• STATED EXERCISE: In how many lines of the data does the word "copy" appear? Give the number by itself.
───── LISTED ENTRIES
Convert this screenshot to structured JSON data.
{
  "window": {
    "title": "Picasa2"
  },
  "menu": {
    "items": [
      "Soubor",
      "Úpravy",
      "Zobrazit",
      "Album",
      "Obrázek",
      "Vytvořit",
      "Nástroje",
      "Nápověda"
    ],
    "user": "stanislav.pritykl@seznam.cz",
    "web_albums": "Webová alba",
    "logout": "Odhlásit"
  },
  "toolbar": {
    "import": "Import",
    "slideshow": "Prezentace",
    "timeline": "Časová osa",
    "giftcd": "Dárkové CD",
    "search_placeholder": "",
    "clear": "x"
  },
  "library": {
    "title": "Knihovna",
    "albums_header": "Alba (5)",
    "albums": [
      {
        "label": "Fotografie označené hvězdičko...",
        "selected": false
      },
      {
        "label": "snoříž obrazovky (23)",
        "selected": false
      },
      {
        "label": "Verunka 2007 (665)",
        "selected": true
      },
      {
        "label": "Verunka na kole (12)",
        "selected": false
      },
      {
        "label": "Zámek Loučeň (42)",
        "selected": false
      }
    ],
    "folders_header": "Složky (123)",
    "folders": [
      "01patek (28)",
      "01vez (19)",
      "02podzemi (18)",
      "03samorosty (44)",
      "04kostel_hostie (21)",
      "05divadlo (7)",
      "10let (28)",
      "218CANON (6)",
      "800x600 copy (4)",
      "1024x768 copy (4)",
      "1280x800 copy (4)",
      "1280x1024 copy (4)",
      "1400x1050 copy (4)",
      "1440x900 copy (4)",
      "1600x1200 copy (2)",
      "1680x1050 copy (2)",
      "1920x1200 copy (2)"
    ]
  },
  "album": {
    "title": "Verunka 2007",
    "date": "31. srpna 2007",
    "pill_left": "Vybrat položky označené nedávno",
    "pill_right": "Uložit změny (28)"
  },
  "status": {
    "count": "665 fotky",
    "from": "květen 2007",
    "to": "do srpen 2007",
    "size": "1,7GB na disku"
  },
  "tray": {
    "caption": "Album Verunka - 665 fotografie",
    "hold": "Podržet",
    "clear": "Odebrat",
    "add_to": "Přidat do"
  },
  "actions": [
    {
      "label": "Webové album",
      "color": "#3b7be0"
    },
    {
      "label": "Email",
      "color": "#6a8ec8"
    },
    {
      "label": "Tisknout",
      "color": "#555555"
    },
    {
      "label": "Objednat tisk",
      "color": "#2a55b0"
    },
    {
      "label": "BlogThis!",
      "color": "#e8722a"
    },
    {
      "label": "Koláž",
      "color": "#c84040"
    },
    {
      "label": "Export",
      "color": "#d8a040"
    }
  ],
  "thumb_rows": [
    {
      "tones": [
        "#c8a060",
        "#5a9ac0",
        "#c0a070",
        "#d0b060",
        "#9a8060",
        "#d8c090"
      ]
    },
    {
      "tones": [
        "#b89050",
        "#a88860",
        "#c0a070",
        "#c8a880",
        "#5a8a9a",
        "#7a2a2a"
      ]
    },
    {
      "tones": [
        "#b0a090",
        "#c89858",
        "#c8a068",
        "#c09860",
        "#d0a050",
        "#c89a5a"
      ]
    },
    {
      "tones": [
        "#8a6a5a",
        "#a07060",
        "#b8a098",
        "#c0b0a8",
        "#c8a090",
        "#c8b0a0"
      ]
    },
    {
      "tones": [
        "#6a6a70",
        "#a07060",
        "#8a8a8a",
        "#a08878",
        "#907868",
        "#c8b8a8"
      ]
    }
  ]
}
──────────
───── LISTED ENTRIES
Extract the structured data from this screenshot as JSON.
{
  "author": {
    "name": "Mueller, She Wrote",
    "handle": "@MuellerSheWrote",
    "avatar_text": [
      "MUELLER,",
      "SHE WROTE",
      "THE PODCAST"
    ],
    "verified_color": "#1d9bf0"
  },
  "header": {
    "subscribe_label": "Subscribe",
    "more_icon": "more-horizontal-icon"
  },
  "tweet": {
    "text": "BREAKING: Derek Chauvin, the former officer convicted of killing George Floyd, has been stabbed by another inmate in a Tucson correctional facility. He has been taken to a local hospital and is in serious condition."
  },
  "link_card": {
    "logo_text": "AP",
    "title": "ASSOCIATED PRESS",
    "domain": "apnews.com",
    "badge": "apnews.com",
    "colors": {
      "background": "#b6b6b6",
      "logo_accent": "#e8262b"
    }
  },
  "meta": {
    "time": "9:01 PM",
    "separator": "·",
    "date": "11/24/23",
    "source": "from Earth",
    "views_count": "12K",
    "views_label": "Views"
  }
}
──────────
───── LISTED ENTRIES
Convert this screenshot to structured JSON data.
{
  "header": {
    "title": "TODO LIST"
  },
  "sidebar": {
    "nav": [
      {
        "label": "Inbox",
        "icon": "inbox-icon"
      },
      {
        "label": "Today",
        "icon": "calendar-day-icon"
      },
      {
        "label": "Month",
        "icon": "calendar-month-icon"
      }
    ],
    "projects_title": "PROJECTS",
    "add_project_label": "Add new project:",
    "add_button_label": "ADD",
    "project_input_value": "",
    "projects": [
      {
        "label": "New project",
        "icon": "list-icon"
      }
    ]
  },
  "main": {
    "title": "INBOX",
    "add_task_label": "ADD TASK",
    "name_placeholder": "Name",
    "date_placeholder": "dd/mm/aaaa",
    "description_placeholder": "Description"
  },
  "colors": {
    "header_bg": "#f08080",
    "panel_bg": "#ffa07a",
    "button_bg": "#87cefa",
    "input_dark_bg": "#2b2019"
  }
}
──────────
• SOLUTION TO THE PROBLEM: 9